Written exercise
Copy out all lines with the word "untuk" in them.

──────── Listing ────────

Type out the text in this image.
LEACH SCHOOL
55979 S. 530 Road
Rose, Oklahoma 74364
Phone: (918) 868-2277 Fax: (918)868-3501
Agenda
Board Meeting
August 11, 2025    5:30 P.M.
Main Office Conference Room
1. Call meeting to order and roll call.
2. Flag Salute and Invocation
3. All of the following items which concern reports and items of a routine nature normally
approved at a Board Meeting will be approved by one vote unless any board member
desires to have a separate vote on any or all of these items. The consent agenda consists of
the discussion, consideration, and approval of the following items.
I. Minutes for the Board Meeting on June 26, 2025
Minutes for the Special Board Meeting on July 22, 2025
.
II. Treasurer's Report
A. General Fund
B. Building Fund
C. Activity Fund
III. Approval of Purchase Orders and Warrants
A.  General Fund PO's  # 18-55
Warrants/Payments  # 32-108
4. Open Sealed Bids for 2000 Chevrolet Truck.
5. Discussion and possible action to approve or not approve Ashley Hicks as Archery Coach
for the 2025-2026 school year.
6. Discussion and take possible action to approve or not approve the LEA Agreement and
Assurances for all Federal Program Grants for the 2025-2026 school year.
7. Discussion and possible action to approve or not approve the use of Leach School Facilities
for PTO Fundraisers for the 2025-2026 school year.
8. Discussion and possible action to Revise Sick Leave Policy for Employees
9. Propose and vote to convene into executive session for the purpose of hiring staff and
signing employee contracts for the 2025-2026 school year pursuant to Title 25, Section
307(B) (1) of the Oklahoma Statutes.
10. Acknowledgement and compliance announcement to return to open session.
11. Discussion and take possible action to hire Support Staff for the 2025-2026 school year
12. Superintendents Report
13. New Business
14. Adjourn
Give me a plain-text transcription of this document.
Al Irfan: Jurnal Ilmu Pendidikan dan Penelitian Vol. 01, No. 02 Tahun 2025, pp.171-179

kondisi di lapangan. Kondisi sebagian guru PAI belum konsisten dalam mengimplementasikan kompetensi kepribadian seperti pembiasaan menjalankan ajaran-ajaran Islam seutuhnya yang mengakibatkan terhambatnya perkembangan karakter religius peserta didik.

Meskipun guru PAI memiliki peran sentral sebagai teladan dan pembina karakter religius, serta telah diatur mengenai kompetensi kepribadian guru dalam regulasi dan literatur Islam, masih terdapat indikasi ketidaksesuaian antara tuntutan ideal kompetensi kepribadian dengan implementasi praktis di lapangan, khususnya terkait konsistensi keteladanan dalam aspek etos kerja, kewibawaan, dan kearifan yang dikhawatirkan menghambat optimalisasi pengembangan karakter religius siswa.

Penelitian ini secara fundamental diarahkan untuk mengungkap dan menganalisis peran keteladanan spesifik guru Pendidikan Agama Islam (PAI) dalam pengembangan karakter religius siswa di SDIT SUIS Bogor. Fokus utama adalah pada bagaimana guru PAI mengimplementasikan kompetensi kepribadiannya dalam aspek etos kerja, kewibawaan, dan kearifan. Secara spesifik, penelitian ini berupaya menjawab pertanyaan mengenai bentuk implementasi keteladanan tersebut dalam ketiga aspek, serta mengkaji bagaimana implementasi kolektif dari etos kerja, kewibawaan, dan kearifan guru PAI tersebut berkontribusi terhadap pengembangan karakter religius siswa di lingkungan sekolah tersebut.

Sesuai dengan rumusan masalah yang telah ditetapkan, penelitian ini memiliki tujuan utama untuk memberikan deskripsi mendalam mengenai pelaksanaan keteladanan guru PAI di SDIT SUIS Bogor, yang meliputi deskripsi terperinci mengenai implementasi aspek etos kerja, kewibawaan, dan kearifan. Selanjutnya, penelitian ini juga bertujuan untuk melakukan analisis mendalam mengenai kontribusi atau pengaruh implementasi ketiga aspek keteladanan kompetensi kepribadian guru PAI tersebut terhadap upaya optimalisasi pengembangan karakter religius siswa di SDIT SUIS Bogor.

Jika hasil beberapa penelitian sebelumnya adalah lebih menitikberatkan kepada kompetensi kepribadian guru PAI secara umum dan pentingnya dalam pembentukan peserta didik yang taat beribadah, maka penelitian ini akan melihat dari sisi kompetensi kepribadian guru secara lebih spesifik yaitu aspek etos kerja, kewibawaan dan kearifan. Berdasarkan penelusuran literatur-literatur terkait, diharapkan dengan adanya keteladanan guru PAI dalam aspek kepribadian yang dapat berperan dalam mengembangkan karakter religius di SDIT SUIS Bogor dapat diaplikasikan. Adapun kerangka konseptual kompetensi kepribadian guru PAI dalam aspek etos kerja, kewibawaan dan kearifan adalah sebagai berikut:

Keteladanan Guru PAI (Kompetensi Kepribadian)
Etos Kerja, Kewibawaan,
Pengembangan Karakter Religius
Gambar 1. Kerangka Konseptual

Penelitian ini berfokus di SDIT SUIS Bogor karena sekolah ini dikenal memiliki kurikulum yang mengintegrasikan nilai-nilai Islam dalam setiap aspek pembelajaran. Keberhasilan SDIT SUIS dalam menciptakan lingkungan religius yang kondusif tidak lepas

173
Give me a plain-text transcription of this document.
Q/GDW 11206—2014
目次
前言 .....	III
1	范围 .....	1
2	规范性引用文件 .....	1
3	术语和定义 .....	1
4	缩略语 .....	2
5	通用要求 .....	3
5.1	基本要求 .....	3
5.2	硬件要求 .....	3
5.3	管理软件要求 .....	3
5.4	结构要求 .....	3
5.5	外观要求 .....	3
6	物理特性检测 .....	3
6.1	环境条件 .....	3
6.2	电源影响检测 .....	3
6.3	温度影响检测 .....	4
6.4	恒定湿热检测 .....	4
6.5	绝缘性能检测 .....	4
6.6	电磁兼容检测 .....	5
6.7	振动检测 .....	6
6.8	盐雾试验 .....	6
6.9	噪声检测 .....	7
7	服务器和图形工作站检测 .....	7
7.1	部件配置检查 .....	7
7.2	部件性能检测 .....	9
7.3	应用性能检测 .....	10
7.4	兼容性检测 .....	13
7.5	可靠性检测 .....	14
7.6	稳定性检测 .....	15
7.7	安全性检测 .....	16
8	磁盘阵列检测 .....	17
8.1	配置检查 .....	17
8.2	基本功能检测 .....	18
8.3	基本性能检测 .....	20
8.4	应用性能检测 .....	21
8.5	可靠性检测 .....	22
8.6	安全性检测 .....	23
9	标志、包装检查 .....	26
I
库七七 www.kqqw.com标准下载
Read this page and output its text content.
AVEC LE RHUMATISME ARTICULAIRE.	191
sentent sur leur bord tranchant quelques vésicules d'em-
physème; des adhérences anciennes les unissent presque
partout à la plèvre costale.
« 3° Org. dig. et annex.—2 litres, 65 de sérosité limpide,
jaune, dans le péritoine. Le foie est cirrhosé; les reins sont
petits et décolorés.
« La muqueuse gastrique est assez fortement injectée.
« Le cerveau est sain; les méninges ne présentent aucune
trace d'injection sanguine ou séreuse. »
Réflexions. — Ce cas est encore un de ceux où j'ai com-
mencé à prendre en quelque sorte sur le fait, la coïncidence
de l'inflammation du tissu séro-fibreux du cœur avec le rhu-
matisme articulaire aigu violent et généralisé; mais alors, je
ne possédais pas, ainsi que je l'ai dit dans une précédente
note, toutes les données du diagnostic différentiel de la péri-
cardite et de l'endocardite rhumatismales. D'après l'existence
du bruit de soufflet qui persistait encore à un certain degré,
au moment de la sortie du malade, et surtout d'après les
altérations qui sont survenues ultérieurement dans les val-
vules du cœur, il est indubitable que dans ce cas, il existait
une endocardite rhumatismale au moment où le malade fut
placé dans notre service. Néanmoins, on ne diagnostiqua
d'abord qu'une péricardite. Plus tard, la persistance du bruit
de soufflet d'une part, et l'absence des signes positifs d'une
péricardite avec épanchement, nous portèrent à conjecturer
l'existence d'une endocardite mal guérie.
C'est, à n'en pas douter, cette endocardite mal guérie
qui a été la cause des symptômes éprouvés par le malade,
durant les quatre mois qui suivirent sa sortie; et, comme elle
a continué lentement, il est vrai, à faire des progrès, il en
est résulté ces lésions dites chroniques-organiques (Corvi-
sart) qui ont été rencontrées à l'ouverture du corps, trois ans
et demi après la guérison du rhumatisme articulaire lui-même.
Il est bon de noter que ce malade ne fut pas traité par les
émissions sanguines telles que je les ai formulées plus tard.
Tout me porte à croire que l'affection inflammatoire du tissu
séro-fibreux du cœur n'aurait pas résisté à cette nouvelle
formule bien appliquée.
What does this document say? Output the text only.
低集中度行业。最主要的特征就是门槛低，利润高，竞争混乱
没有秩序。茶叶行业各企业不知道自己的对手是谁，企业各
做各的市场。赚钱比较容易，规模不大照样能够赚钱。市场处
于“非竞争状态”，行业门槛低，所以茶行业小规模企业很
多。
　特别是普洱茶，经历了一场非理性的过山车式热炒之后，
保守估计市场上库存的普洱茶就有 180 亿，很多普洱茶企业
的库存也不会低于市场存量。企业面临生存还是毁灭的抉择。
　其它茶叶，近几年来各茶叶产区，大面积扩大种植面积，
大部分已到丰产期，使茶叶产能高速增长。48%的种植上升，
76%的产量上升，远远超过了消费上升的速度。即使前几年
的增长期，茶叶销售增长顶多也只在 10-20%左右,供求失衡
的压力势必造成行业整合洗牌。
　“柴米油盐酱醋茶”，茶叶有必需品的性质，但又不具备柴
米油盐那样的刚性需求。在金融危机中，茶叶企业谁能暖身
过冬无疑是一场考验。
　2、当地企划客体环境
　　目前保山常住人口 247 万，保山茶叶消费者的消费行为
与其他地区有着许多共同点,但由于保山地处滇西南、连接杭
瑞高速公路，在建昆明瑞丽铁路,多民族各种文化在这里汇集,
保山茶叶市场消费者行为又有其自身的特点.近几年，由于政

────────

Output for this task
Penelitian ini secara fundamental diarahkan untuk mengungkap dan menganalisis peran keteladanan spesifik guru Pendidikan Agama Islam (PAI) dalam pengembangan karakter religius siswa di SDIT SUIS Bogor. Fokus utama adalah pada bagaimana guru PAI mengimplementasikan kompetensi kepribadiannya dalam aspek etos kerja, kewibawaan, dan kearifan. Secara spesifik, penelitian ini berupaya menjawab pertanyaan mengenai bentuk implementasi keteladanan tersebut dalam ketiga aspek, serta mengkaji bagaimana implementasi kolektif dari etos kerja, kewibawaan, dan kearifan guru PAI tersebut berkontribusi terhadap pengembangan karakter religius siswa di lingkungan sekolah tersebut.
Sesuai dengan rumusan masalah yang telah ditetapkan, penelitian ini memiliki tujuan utama untuk memberikan deskripsi mendalam mengenai pelaksanaan keteladanan guru PAI di SDIT SUIS Bogor, yang meliputi deskripsi terperinci mengenai implementasi aspek etos kerja, kewibawaan, dan kearifan. Selanjutnya, penelitian ini juga bertujuan untuk melakukan analisis mendalam mengenai kontribusi atau pengaruh implementasi ketiga aspek keteladanan kompetensi kepribadian guru PAI tersebut terhadap upaya optimalisasi pengembangan karakter religius siswa di SDIT SUIS Bogor.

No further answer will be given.